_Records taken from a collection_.
↓↓↓

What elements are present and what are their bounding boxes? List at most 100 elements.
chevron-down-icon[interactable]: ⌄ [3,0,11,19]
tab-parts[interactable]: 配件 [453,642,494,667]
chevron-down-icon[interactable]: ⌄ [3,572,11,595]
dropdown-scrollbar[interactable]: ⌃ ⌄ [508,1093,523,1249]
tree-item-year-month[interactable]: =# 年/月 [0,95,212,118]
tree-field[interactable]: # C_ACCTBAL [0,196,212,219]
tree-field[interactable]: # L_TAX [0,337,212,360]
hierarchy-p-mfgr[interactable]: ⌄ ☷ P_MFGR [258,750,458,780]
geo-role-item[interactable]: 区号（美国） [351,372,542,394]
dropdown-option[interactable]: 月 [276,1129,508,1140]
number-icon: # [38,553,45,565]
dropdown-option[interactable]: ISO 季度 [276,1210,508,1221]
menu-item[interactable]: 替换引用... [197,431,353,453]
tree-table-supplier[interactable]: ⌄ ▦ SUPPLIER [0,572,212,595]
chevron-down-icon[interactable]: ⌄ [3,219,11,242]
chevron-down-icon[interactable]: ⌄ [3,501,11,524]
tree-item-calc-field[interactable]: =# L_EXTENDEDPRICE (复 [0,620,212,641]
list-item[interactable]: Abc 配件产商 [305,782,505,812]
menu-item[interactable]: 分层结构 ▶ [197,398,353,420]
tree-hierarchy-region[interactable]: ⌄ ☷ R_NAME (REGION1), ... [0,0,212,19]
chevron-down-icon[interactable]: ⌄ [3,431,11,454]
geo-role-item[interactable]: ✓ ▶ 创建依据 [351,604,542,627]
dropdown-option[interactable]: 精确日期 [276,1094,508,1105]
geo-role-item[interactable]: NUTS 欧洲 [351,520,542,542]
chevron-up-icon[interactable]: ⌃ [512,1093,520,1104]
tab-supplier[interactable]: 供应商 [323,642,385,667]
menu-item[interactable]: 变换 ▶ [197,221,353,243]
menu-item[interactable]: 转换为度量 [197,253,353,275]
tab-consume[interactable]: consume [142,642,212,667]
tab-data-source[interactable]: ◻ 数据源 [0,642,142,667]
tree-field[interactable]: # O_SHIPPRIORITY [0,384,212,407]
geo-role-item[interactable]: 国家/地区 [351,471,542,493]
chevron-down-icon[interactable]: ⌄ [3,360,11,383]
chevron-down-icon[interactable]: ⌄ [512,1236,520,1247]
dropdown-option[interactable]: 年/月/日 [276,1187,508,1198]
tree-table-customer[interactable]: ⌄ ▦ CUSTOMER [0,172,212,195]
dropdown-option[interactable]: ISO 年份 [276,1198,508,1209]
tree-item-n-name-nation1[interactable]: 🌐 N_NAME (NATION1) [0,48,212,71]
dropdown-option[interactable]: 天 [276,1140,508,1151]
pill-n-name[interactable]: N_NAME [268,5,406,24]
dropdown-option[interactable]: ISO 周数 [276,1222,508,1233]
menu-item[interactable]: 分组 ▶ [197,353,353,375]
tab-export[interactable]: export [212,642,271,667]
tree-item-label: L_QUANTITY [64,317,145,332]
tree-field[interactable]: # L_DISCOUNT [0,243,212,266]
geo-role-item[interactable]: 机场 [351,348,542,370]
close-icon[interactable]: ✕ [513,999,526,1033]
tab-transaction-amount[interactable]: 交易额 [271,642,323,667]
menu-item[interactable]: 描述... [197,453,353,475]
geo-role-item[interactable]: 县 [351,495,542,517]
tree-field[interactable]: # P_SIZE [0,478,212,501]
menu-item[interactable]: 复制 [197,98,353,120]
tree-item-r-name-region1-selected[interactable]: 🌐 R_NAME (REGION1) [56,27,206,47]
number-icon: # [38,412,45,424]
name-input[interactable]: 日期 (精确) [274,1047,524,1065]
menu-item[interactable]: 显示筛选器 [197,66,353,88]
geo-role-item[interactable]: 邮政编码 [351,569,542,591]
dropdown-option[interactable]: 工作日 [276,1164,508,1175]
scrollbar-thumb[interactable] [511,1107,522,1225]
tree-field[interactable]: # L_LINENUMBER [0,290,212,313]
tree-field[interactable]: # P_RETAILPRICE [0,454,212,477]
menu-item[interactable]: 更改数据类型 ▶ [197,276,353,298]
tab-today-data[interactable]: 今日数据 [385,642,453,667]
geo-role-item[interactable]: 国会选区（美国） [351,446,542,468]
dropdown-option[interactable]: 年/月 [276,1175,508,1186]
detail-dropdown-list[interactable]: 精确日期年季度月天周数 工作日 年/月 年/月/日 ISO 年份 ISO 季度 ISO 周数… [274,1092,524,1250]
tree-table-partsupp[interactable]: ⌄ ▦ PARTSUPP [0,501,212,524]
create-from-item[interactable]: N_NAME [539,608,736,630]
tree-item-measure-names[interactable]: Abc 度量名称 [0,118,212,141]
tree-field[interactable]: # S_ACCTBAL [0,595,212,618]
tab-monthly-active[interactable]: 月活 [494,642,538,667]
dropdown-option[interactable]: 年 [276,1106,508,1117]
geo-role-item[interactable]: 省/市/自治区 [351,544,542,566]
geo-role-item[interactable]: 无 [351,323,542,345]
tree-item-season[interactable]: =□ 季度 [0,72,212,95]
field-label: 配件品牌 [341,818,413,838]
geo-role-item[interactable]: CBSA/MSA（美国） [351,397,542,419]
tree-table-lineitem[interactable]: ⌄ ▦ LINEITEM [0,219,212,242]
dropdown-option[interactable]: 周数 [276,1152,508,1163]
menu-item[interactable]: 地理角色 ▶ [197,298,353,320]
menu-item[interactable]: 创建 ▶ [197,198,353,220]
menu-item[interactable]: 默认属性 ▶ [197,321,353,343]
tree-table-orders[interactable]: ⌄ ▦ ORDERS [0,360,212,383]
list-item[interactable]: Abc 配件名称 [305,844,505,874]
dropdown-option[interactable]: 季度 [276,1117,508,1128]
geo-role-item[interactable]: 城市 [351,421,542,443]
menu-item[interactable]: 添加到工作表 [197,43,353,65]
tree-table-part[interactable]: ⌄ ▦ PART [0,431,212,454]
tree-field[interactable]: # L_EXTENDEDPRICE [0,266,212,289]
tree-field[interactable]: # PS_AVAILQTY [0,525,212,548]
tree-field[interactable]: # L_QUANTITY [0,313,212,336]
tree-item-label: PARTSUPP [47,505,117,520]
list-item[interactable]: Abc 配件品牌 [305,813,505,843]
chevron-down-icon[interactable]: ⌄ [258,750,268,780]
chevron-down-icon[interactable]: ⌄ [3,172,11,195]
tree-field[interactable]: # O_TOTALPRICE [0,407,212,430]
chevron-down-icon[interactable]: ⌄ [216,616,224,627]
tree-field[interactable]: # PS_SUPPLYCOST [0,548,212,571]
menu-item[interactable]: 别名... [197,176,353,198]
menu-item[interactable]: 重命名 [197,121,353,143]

↑↑↑

Reproduce the records above line for line, with no changes.

_Correct answer_.
What elements are present and what are their bounding boxes? List at most 100 elements.
chevron-down-icon[interactable]: ⌄ [3,0,11,19]
tab-parts[interactable]: 配件 [453,642,494,667]
chevron-down-icon[interactable]: ⌄ [3,572,11,595]
dropdown-scrollbar[interactable]: ⌃ ⌄ [508,1093,523,1249]
tree-item-year-month[interactable]: =# 年/月 [0,95,212,118]
tree-field[interactable]: # C_ACCTBAL [0,196,212,219]
tree-field[interactable]: # L_TAX [0,337,212,360]
hierarchy-p-mfgr[interactable]: ⌄ ☷ P_MFGR [258,750,458,780]
geo-role-item[interactable]: 区号（美国） [351,372,542,394]
dropdown-option[interactable]: 月 [276,1129,508,1140]
number-icon: # [38,553,45,565]
dropdown-option[interactable]: ISO 季度 [276,1210,508,1221]
menu-item[interactable]: 替换引用... [197,431,353,453]
tree-table-supplier[interactable]: ⌄ ▦ SUPPLIER [0,572,212,595]
chevron-down-icon[interactable]: ⌄ [3,219,11,242]
chevron-down-icon[interactable]: ⌄ [3,501,11,524]
tree-item-calc-field[interactable]: =# L_EXTENDEDPRICE (复 [0,620,212,641]
list-item[interactable]: Abc 配件产商 [305,782,505,812]
menu-item[interactable]: 分层结构 ▶ [197,398,353,420]
tree-hierarchy-region[interactable]: ⌄ ☷ R_NAME (REGION1), ... [0,0,212,19]
chevron-down-icon[interactable]: ⌄ [3,431,11,454]
geo-role-item[interactable]: ✓ ▶ 创建依据 [351,604,542,627]
dropdown-option[interactable]: 精确日期 [276,1094,508,1105]
geo-role-item[interactable]: NUTS 欧洲 [351,520,542,542]
chevron-up-icon[interactable]: ⌃ [512,1093,520,1104]
tab-supplier[interactable]: 供应商 [323,642,385,667]
menu-item[interactable]: 变换 ▶ [197,221,353,243]
menu-item[interactable]: 转换为度量 [197,253,353,275]
tab-consume[interactable]: consume [142,642,212,667]
tab-data-source[interactable]: ◻ 数据源 [0,642,142,667]
tree-field[interactable]: # O_SHIPPRIORITY [0,384,212,407]
geo-role-item[interactable]: 国家/地区 [351,471,542,493]
chevron-down-icon[interactable]: ⌄ [3,360,11,383]
chevron-down-icon[interactable]: ⌄ [512,1236,520,1247]
dropdown-option[interactable]: 年/月/日 [276,1187,508,1198]
tree-table-customer[interactable]: ⌄ ▦ CUSTOMER [0,172,212,195]
dropdown-option[interactable]: ISO 年份 [276,1198,508,1209]
tree-item-n-name-nation1[interactable]: 🌐 N_NAME (NATION1) [0,48,212,71]
dropdown-option[interactable]: 天 [276,1140,508,1151]
pill-n-name[interactable]: N_NAME [268,5,406,24]
dropdown-option[interactable]: ISO 周数 [276,1222,508,1233]
menu-item[interactable]: 分组 ▶ [197,353,353,375]
tab-export[interactable]: export [212,642,271,667]
tree-item-label: L_QUANTITY [64,317,145,332]
tree-field[interactable]: # L_DISCOUNT [0,243,212,266]
geo-role-item[interactable]: 机场 [351,348,542,370]
close-icon[interactable]: ✕ [513,999,526,1033]
tab-transaction-amount[interactable]: 交易额 [271,642,323,667]
menu-item[interactable]: 描述... [197,453,353,475]
geo-role-item[interactable]: 县 [351,495,542,517]
tree-field[interactable]: # P_SIZE [0,478,212,501]
menu-item[interactable]: 复制 [197,98,353,120]
tree-item-r-name-region1-selected[interactable]: 🌐 R_NAME (REGION1) [56,27,206,47]
number-icon: # [38,412,45,424]
name-input[interactable]: 日期 (精确) [274,1047,524,1065]
menu-item[interactable]: 显示筛选器 [197,66,353,88]
geo-role-item[interactable]: 邮政编码 [351,569,542,591]
dropdown-option[interactable]: 工作日 [276,1164,508,1175]
scrollbar-thumb[interactable] [511,1107,522,1225]
tree-field[interactable]: # L_LINENUMBER [0,290,212,313]
tree-field[interactable]: # P_RETAILPRICE [0,454,212,477]
menu-item[interactable]: 更改数据类型 ▶ [197,276,353,298]
tab-today-data[interactable]: 今日数据 [385,642,453,667]
geo-role-item[interactable]: 国会选区（美国） [351,446,542,468]
dropdown-option[interactable]: 年/月 [276,1175,508,1186]
detail-dropdown-list[interactable]: 精确日期年季度月天周数 工作日 年/月 年/月/日 ISO 年份 ISO 季度 ISO 周数… [274,1092,524,1250]
tree-table-partsupp[interactable]: ⌄ ▦ PARTSUPP [0,501,212,524]
create-from-item[interactable]: N_NAME [539,608,736,630]
tree-item-measure-names[interactable]: Abc 度量名称 [0,118,212,141]
tree-field[interactable]: # S_ACCTBAL [0,595,212,618]
tab-monthly-active[interactable]: 月活 [494,642,538,667]
dropdown-option[interactable]: 年 [276,1106,508,1117]
geo-role-item[interactable]: 省/市/自治区 [351,544,542,566]
geo-role-item[interactable]: 无 [351,323,542,345]
tree-item-season[interactable]: =□ 季度 [0,72,212,95]
field-label: 配件品牌 [341,818,413,838]
geo-role-item[interactable]: CBSA/MSA（美国） [351,397,542,419]
tree-table-lineitem[interactable]: ⌄ ▦ LINEITEM [0,219,212,242]
dropdown-option[interactable]: 周数 [276,1152,508,1163]
menu-item[interactable]: 地理角色 ▶ [197,298,353,320]
menu-item[interactable]: 创建 ▶ [197,198,353,220]
menu-item[interactable]: 默认属性 ▶ [197,321,353,343]
tree-table-orders[interactable]: ⌄ ▦ ORDERS [0,360,212,383]
list-item[interactable]: Abc 配件名称 [305,844,505,874]
dropdown-option[interactable]: 季度 [276,1117,508,1128]
geo-role-item[interactable]: 城市 [351,421,542,443]
menu-item[interactable]: 添加到工作表 [197,43,353,65]
tree-table-part[interactable]: ⌄ ▦ PART [0,431,212,454]
tree-field[interactable]: # L_EXTENDEDPRICE [0,266,212,289]
tree-field[interactable]: # PS_AVAILQTY [0,525,212,548]
tree-field[interactable]: # L_QUANTITY [0,313,212,336]
tree-item-label: PARTSUPP [47,505,117,520]
list-item[interactable]: Abc 配件品牌 [305,813,505,843]
chevron-down-icon[interactable]: ⌄ [258,750,268,780]
chevron-down-icon[interactable]: ⌄ [3,172,11,195]
tree-field[interactable]: # O_TOTALPRICE [0,407,212,430]
chevron-down-icon[interactable]: ⌄ [216,616,224,627]
tree-field[interactable]: # PS_SUPPLYCOST [0,548,212,571]
menu-item[interactable]: 别名... [197,176,353,198]
menu-item[interactable]: 重命名 [197,121,353,143]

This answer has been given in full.